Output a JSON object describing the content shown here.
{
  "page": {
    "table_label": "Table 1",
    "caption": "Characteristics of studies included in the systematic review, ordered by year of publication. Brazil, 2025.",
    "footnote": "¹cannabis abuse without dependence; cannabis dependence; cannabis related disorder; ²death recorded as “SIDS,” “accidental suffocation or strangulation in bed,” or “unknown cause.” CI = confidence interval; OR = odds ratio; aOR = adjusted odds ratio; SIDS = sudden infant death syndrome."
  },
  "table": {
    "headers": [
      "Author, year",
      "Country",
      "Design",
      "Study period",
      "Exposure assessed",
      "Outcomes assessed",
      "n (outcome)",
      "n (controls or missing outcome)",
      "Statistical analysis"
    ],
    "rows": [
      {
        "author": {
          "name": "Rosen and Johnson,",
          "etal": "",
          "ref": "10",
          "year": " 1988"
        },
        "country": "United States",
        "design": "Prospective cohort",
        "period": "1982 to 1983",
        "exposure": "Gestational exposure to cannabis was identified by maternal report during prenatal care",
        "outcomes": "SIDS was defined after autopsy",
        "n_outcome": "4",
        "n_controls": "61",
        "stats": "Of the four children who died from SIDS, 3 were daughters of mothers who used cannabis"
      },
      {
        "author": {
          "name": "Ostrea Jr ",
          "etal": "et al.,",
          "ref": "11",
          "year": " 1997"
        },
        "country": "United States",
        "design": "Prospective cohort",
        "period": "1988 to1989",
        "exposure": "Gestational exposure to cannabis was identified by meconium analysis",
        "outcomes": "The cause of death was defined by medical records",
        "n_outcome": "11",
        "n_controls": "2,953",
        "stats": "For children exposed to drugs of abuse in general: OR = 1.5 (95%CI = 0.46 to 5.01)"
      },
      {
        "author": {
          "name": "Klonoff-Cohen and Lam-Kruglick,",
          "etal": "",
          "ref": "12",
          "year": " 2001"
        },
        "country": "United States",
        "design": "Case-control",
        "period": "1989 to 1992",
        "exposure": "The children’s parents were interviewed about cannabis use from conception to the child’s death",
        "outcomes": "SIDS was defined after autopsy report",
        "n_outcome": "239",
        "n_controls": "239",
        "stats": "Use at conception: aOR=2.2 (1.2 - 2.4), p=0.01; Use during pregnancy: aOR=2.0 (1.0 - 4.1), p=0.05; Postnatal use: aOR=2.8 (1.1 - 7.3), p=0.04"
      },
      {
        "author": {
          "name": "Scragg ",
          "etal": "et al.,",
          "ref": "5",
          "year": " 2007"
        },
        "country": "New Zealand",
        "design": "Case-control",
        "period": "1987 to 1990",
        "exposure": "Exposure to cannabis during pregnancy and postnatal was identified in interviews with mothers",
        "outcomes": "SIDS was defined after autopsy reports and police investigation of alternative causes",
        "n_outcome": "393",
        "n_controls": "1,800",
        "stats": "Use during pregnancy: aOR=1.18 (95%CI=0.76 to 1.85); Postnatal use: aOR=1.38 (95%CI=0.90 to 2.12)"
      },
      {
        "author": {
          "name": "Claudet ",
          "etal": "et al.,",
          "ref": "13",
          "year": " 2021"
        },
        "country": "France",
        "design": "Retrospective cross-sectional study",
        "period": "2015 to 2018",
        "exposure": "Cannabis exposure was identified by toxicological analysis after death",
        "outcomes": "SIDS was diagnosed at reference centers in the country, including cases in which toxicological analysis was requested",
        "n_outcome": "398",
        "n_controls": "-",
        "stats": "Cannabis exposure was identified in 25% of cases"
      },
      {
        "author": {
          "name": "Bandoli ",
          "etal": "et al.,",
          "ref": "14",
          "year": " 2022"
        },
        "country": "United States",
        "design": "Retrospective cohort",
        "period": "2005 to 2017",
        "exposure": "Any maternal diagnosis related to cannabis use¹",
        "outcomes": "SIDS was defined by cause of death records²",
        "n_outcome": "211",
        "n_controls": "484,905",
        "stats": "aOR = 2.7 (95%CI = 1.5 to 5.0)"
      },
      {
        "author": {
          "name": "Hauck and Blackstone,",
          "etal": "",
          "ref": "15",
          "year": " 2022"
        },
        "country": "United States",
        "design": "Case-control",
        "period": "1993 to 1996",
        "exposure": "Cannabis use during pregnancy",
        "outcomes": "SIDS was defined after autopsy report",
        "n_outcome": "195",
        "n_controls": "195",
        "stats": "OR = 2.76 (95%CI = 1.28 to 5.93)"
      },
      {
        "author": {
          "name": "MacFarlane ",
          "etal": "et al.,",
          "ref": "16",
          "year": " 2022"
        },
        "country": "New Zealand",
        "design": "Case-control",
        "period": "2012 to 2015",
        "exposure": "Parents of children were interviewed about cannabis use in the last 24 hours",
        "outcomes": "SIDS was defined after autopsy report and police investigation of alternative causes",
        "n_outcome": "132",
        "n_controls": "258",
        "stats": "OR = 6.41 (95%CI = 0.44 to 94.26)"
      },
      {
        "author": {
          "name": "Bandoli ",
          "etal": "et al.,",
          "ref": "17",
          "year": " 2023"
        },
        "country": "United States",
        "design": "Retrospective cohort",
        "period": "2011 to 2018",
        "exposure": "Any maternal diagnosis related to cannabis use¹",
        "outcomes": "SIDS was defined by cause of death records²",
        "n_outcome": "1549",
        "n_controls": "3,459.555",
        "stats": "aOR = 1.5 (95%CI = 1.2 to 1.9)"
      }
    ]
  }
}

__What to produce__:
Write out every entry exactly as given.

__Exercise response__:
Output a JSON object describing the content shown here.
{
  "page": {
    "table_label": "Table 1",
    "caption": "Characteristics of studies included in the systematic review, ordered by year of publication. Brazil, 2025.",
    "footnote": "¹cannabis abuse without dependence; cannabis dependence; cannabis related disorder; ²death recorded as “SIDS,” “accidental suffocation or strangulation in bed,” or “unknown cause.” CI = confidence interval; OR = odds ratio; aOR = adjusted odds ratio; SIDS = sudden infant death syndrome."
  },
  "table": {
    "headers": [
      "Author, year",
      "Country",
      "Design",
      "Study period",
      "Exposure assessed",
      "Outcomes assessed",
      "n (outcome)",
      "n (controls or missing outcome)",
      "Statistical analysis"
    ],
    "rows": [
      {
        "author": {
          "name": "Rosen and Johnson,",
          "etal": "",
          "ref": "10",
          "year": " 1988"
        },
        "country": "United States",
        "design": "Prospective cohort",
        "period": "1982 to 1983",
        "exposure": "Gestational exposure to cannabis was identified by maternal report during prenatal care",
        "outcomes": "SIDS was defined after autopsy",
        "n_outcome": "4",
        "n_controls": "61",
        "stats": "Of the four children who died from SIDS, 3 were daughters of mothers who used cannabis"
      },
      {
        "author": {
          "name": "Ostrea Jr ",
          "etal": "et al.,",
          "ref": "11",
          "year": " 1997"
        },
        "country": "United States",
        "design": "Prospective cohort",
        "period": "1988 to1989",
        "exposure": "Gestational exposure to cannabis was identified by meconium analysis",
        "outcomes": "The cause of death was defined by medical records",
        "n_outcome": "11",
        "n_controls": "2,953",
        "stats": "For children exposed to drugs of abuse in general: OR = 1.5 (95%CI = 0.46 to 5.01)"
      },
      {
        "author": {
          "name": "Klonoff-Cohen and Lam-Kruglick,",
          "etal": "",
          "ref": "12",
          "year": " 2001"
        },
        "country": "United States",
        "design": "Case-control",
        "period": "1989 to 1992",
        "exposure": "The children’s parents were interviewed about cannabis use from conception to the child’s death",
        "outcomes": "SIDS was defined after autopsy report",
        "n_outcome": "239",
        "n_controls": "239",
        "stats": "Use at conception: aOR=2.2 (1.2 - 2.4), p=0.01; Use during pregnancy: aOR=2.0 (1.0 - 4.1), p=0.05; Postnatal use: aOR=2.8 (1.1 - 7.3), p=0.04"
      },
      {
        "author": {
          "name": "Scragg ",
          "etal": "et al.,",
          "ref": "5",
          "year": " 2007"
        },
        "country": "New Zealand",
        "design": "Case-control",
        "period": "1987 to 1990",
        "exposure": "Exposure to cannabis during pregnancy and postnatal was identified in interviews with mothers",
        "outcomes": "SIDS was defined after autopsy reports and police investigation of alternative causes",
        "n_outcome": "393",
        "n_controls": "1,800",
        "stats": "Use during pregnancy: aOR=1.18 (95%CI=0.76 to 1.85); Postnatal use: aOR=1.38 (95%CI=0.90 to 2.12)"
      },
      {
        "author": {
          "name": "Claudet ",
          "etal": "et al.,",
          "ref": "13",
          "year": " 2021"
        },
        "country": "France",
        "design": "Retrospective cross-sectional study",
        "period": "2015 to 2018",
        "exposure": "Cannabis exposure was identified by toxicological analysis after death",
        "outcomes": "SIDS was diagnosed at reference centers in the country, including cases in which toxicological analysis was requested",
        "n_outcome": "398",
        "n_controls": "-",
        "stats": "Cannabis exposure was identified in 25% of cases"
      },
      {
        "author": {
          "name": "Bandoli ",
          "etal": "et al.,",
          "ref": "14",
          "year": " 2022"
        },
        "country": "United States",
        "design": "Retrospective cohort",
        "period": "2005 to 2017",
        "exposure": "Any maternal diagnosis related to cannabis use¹",
        "outcomes": "SIDS was defined by cause of death records²",
        "n_outcome": "211",
        "n_controls": "484,905",
        "stats": "aOR = 2.7 (95%CI = 1.5 to 5.0)"
      },
      {
        "author": {
          "name": "Hauck and Blackstone,",
          "etal": "",
          "ref": "15",
          "year": " 2022"
        },
        "country": "United States",
        "design": "Case-control",
        "period": "1993 to 1996",
        "exposure": "Cannabis use during pregnancy",
        "outcomes": "SIDS was defined after autopsy report",
        "n_outcome": "195",
        "n_controls": "195",
        "stats": "OR = 2.76 (95%CI = 1.28 to 5.93)"
      },
      {
        "author": {
          "name": "MacFarlane ",
          "etal": "et al.,",
          "ref": "16",
          "year": " 2022"
        },
        "country": "New Zealand",
        "design": "Case-control",
        "period": "2012 to 2015",
        "exposure": "Parents of children were interviewed about cannabis use in the last 24 hours",
        "outcomes": "SIDS was defined after autopsy report and police investigation of alternative causes",
        "n_outcome": "132",
        "n_controls": "258",
        "stats": "OR = 6.41 (95%CI = 0.44 to 94.26)"
      },
      {
        "author": {
          "name": "Bandoli ",
          "etal": "et al.,",
          "ref": "17",
          "year": " 2023"
        },
        "country": "United States",
        "design": "Retrospective cohort",
        "period": "2011 to 2018",
        "exposure": "Any maternal diagnosis related to cannabis use¹",
        "outcomes": "SIDS was defined by cause of death records²",
        "n_outcome": "1549",
        "n_controls": "3,459.555",
        "stats": "aOR = 1.5 (95%CI = 1.2 to 1.9)"
      }
    ]
  }
}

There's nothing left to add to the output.